▶ [What is asked]: Look below. Copy each line that has "Kopist" in it.

(Stored records)
..........

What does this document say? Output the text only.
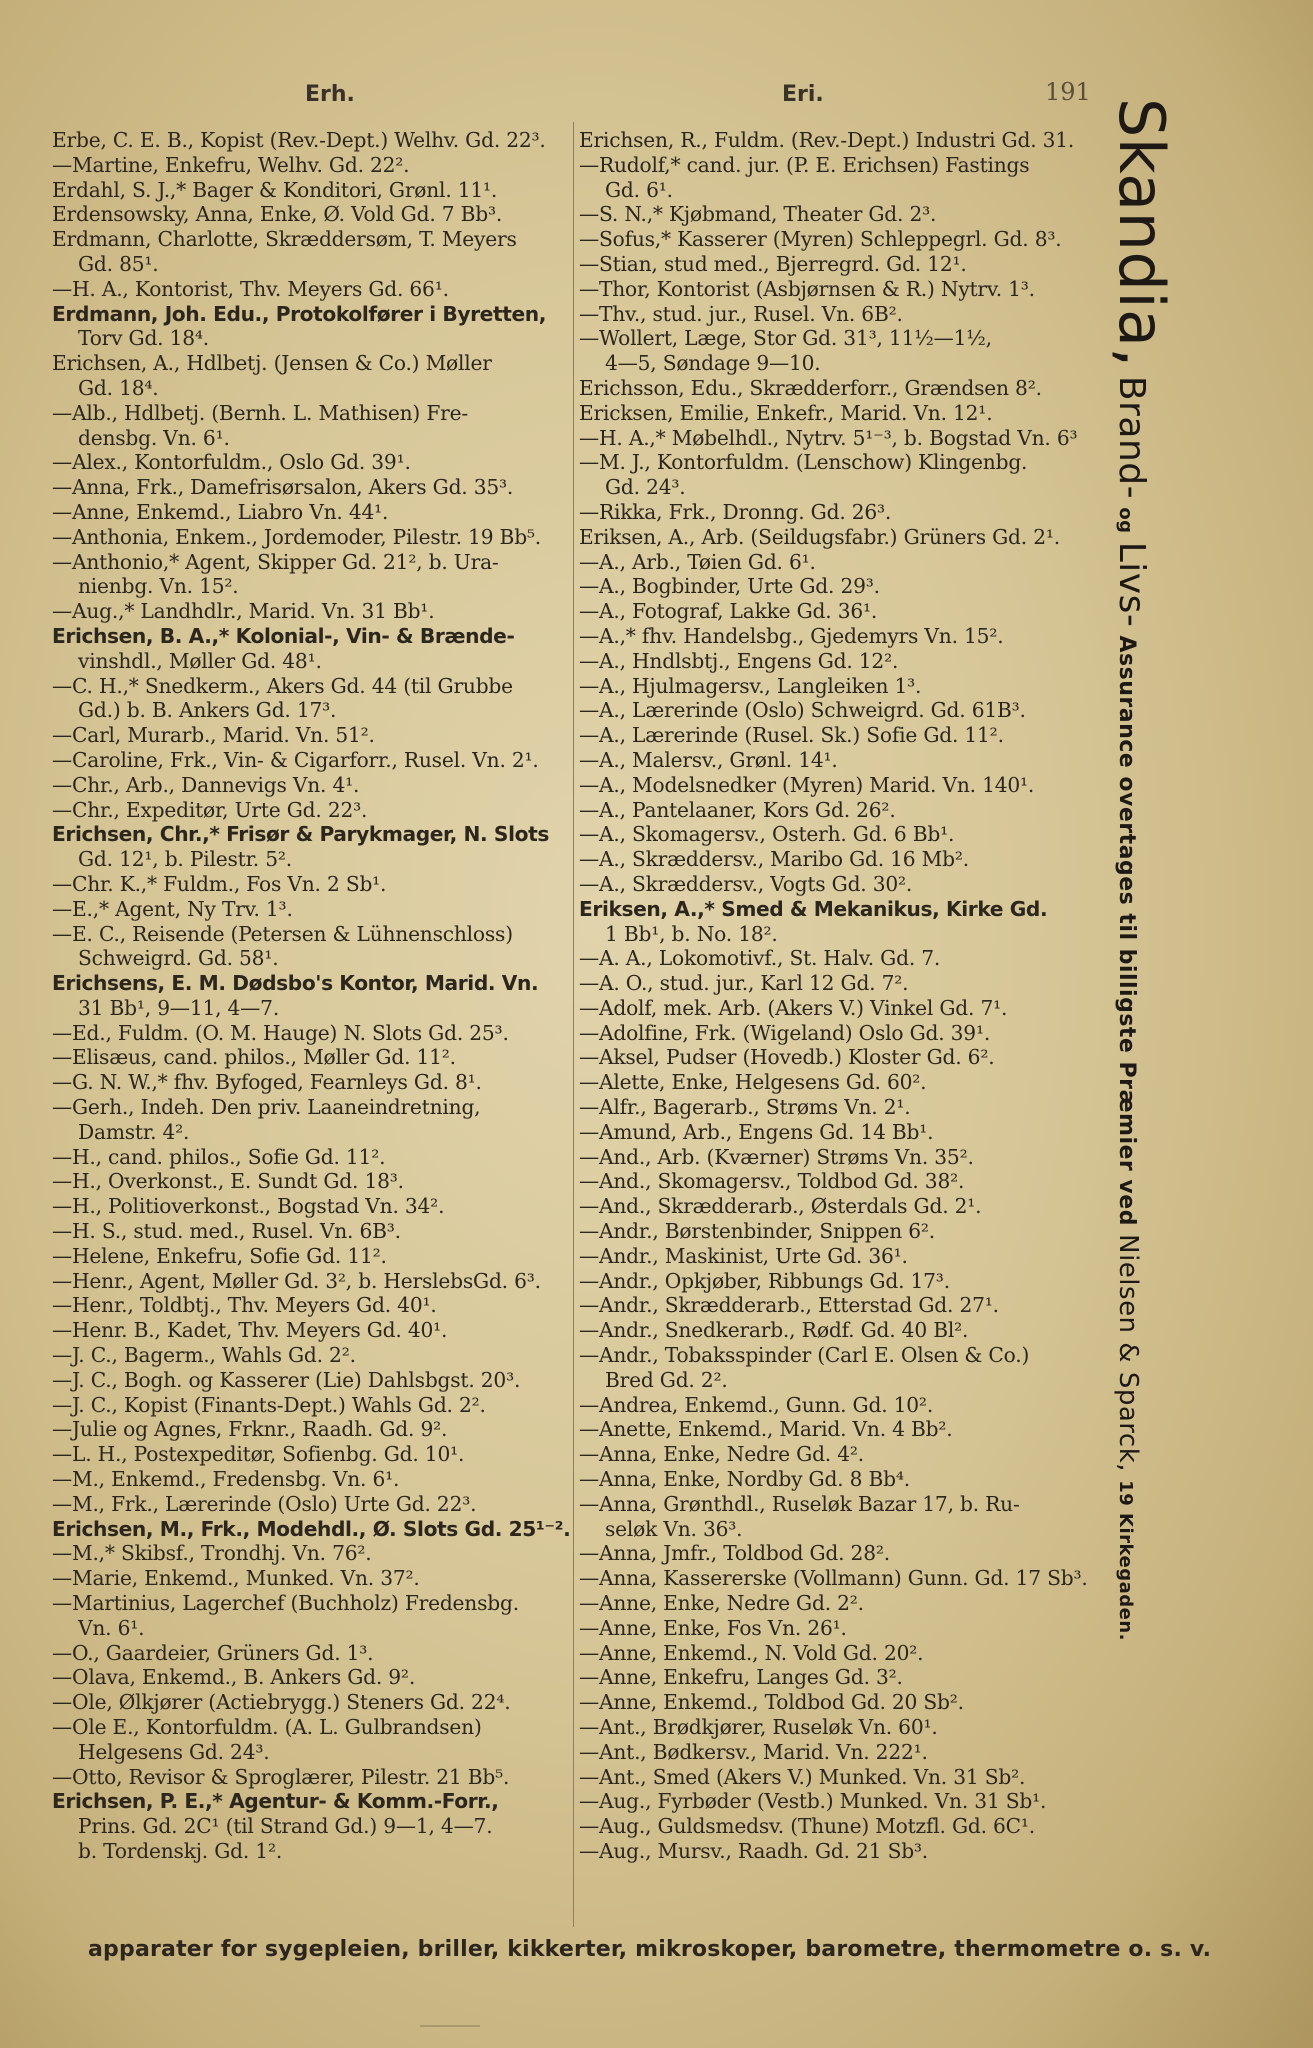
Erh.	Eri.	191
Erbe, C. E. B., Kopist (Rev.-Dept.) Welhv. Gd. 22³.
—Martine, Enkefru, Welhv. Gd. 22².
Erdahl, S. J.,* Bager & Konditori, Grønl. 11¹.
Erdensowsky, Anna, Enke, Ø. Vold Gd. 7 Bb³.
Erdmann, Charlotte, Skræddersøm, T. Meyers
Gd. 85¹.
—H. A., Kontorist, Thv. Meyers Gd. 66¹.
Erdmann, Joh. Edu., Protokolfører i Byretten,
Torv Gd. 18⁴.
Erichsen, A., Hdlbetj. (Jensen & Co.) Møller
Gd. 18⁴.
—Alb., Hdlbetj. (Bernh. L. Mathisen) Fre-
densbg. Vn. 6¹.
—Alex., Kontorfuldm., Oslo Gd. 39¹.
—Anna, Frk., Damefrisørsalon, Akers Gd. 35³.
—Anne, Enkemd., Liabro Vn. 44¹.
—Anthonia, Enkem., Jordemoder, Pilestr. 19 Bb⁵.
—Anthonio,* Agent, Skipper Gd. 21², b. Ura-
nienbg. Vn. 15².
—Aug.,* Landhdlr., Marid. Vn. 31 Bb¹.
Erichsen, B. A.,* Kolonial-, Vin- & Brænde-
vinshdl., Møller Gd. 48¹.
—C. H.,* Snedkerm., Akers Gd. 44 (til Grubbe
Gd.) b. B. Ankers Gd. 17³.
—Carl, Murarb., Marid. Vn. 51².
—Caroline, Frk., Vin- & Cigarforr., Rusel. Vn. 2¹.
—Chr., Arb., Dannevigs Vn. 4¹.
—Chr., Expeditør, Urte Gd. 22³.
Erichsen, Chr.,* Frisør & Parykmager, N. Slots
Gd. 12¹, b. Pilestr. 5².
—Chr. K.,* Fuldm., Fos Vn. 2 Sb¹.
—E.,* Agent, Ny Trv. 1³.
—E. C., Reisende (Petersen & Lühnenschloss)
Schweigrd. Gd. 58¹.
Erichsens, E. M. Dødsbo's Kontor, Marid. Vn.
31 Bb¹, 9—11, 4—7.
—Ed., Fuldm. (O. M. Hauge) N. Slots Gd. 25³.
—Elisæus, cand. philos., Møller Gd. 11².
—G. N. W.,* fhv. Byfoged, Fearnleys Gd. 8¹.
—Gerh., Indeh. Den priv. Laaneindretning,
Damstr. 4².
—H., cand. philos., Sofie Gd. 11².
—H., Overkonst., E. Sundt Gd. 18³.
—H., Politioverkonst., Bogstad Vn. 34².
—H. S., stud. med., Rusel. Vn. 6B³.
—Helene, Enkefru, Sofie Gd. 11².
—Henr., Agent, Møller Gd. 3², b. HerslebsGd. 6³.
—Henr., Toldbtj., Thv. Meyers Gd. 40¹.
—Henr. B., Kadet, Thv. Meyers Gd. 40¹.
—J. C., Bagerm., Wahls Gd. 2².
—J. C., Bogh. og Kasserer (Lie) Dahlsbgst. 20³.
—J. C., Kopist (Finants-Dept.) Wahls Gd. 2².
—Julie og Agnes, Frknr., Raadh. Gd. 9².
—L. H., Postexpeditør, Sofienbg. Gd. 10¹.
—M., Enkemd., Fredensbg. Vn. 6¹.
—M., Frk., Lærerinde (Oslo) Urte Gd. 22³.
Erichsen, M., Frk., Modehdl., Ø. Slots Gd. 25¹⁻².
—M.,* Skibsf., Trondhj. Vn. 76².
—Marie, Enkemd., Munked. Vn. 37².
—Martinius, Lagerchef (Buchholz) Fredensbg.
Vn. 6¹.
—O., Gaardeier, Grüners Gd. 1³.
—Olava, Enkemd., B. Ankers Gd. 9².
—Ole, Ølkjører (Actiebrygg.) Steners Gd. 22⁴.
—Ole E., Kontorfuldm. (A. L. Gulbrandsen)
Helgesens Gd. 24³.
—Otto, Revisor & Sproglærer, Pilestr. 21 Bb⁵.
Erichsen, P. E.,* Agentur- & Komm.-Forr.,
Prins. Gd. 2C¹ (til Strand Gd.) 9—1, 4—7.
b. Tordenskj. Gd. 1².
Erichsen, R., Fuldm. (Rev.-Dept.) Industri Gd. 31.
—Rudolf,* cand. jur. (P. E. Erichsen) Fastings
Gd. 6¹.
—S. N.,* Kjøbmand, Theater Gd. 2³.
—Sofus,* Kasserer (Myren) Schleppegrl. Gd. 8³.
—Stian, stud med., Bjerregrd. Gd. 12¹.
—Thor, Kontorist (Asbjørnsen & R.) Nytrv. 1³.
—Thv., stud. jur., Rusel. Vn. 6B².
—Wollert, Læge, Stor Gd. 31³, 11½—1½,
4—5, Søndage 9—10.
Erichsson, Edu., Skrædderforr., Grændsen 8².
Ericksen, Emilie, Enkefr., Marid. Vn. 12¹.
—H. A.,* Møbelhdl., Nytrv. 5¹⁻³, b. Bogstad Vn. 6³
—M. J., Kontorfuldm. (Lenschow) Klingenbg.
Gd. 24³.
—Rikka, Frk., Dronng. Gd. 26³.
Eriksen, A., Arb. (Seildugsfabr.) Grüners Gd. 2¹.
—A., Arb., Tøien Gd. 6¹.
—A., Bogbinder, Urte Gd. 29³.
—A., Fotograf, Lakke Gd. 36¹.
—A.,* fhv. Handelsbg., Gjedemyrs Vn. 15².
—A., Hndlsbtj., Engens Gd. 12².
—A., Hjulmagersv., Langleiken 1³.
—A., Lærerinde (Oslo) Schweigrd. Gd. 61B³.
—A., Lærerinde (Rusel. Sk.) Sofie Gd. 11².
—A., Malersv., Grønl. 14¹.
—A., Modelsnedker (Myren) Marid. Vn. 140¹.
—A., Pantelaaner, Kors Gd. 26².
—A., Skomagersv., Osterh. Gd. 6 Bb¹.
—A., Skræddersv., Maribo Gd. 16 Mb².
—A., Skræddersv., Vogts Gd. 30².
Eriksen, A.,* Smed & Mekanikus, Kirke Gd.
1 Bb¹, b. No. 18².
—A. A., Lokomotivf., St. Halv. Gd. 7.
—A. O., stud. jur., Karl 12 Gd. 7².
—Adolf, mek. Arb. (Akers V.) Vinkel Gd. 7¹.
—Adolfine, Frk. (Wigeland) Oslo Gd. 39¹.
—Aksel, Pudser (Hovedb.) Kloster Gd. 6².
—Alette, Enke, Helgesens Gd. 60².
—Alfr., Bagerarb., Strøms Vn. 2¹.
—Amund, Arb., Engens Gd. 14 Bb¹.
—And., Arb. (Kværner) Strøms Vn. 35².
—And., Skomagersv., Toldbod Gd. 38².
—And., Skrædderarb., Østerdals Gd. 2¹.
—Andr., Børstenbinder, Snippen 6².
—Andr., Maskinist, Urte Gd. 36¹.
—Andr., Opkjøber, Ribbungs Gd. 17³.
—Andr., Skrædderarb., Etterstad Gd. 27¹.
—Andr., Snedkerarb., Rødf. Gd. 40 Bl².
—Andr., Tobaksspinder (Carl E. Olsen & Co.)
Bred Gd. 2².
—Andrea, Enkemd., Gunn. Gd. 10².
—Anette, Enkemd., Marid. Vn. 4 Bb².
—Anna, Enke, Nedre Gd. 4².
—Anna, Enke, Nordby Gd. 8 Bb⁴.
—Anna, Grønthdl., Ruseløk Bazar 17, b. Ru-
seløk Vn. 36³.
—Anna, Jmfr., Toldbod Gd. 28².
—Anna, Kassererske (Vollmann) Gunn. Gd. 17 Sb³.
—Anne, Enke, Nedre Gd. 2².
—Anne, Enke, Fos Vn. 26¹.
—Anne, Enkemd., N. Vold Gd. 20².
—Anne, Enkefru, Langes Gd. 3².
—Anne, Enkemd., Toldbod Gd. 20 Sb².
—Ant., Brødkjører, Ruseløk Vn. 60¹.
—Ant., Bødkersv., Marid. Vn. 222¹.
—Ant., Smed (Akers V.) Munked. Vn. 31 Sb².
—Aug., Fyrbøder (Vestb.) Munked. Vn. 31 Sb¹.
—Aug., Guldsmedsv. (Thune) Motzfl. Gd. 6C¹.
—Aug., Mursv., Raadh. Gd. 21 Sb³.
Skandia, Brand- og Livs- Assurance overtages til billigste Præmier ved Nielsen & Sparck, 19 Kirkegaden.
apparater for sygepleien, briller, kikkerter, mikroskoper, barometre, thermometre o. s. v.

..........

▶ [Written response]:
Erbe, C. E. B., Kopist (Rev.-Dept.) Welhv. Gd. 22³.
—J. C., Kopist (Finants-Dept.) Wahls Gd. 2².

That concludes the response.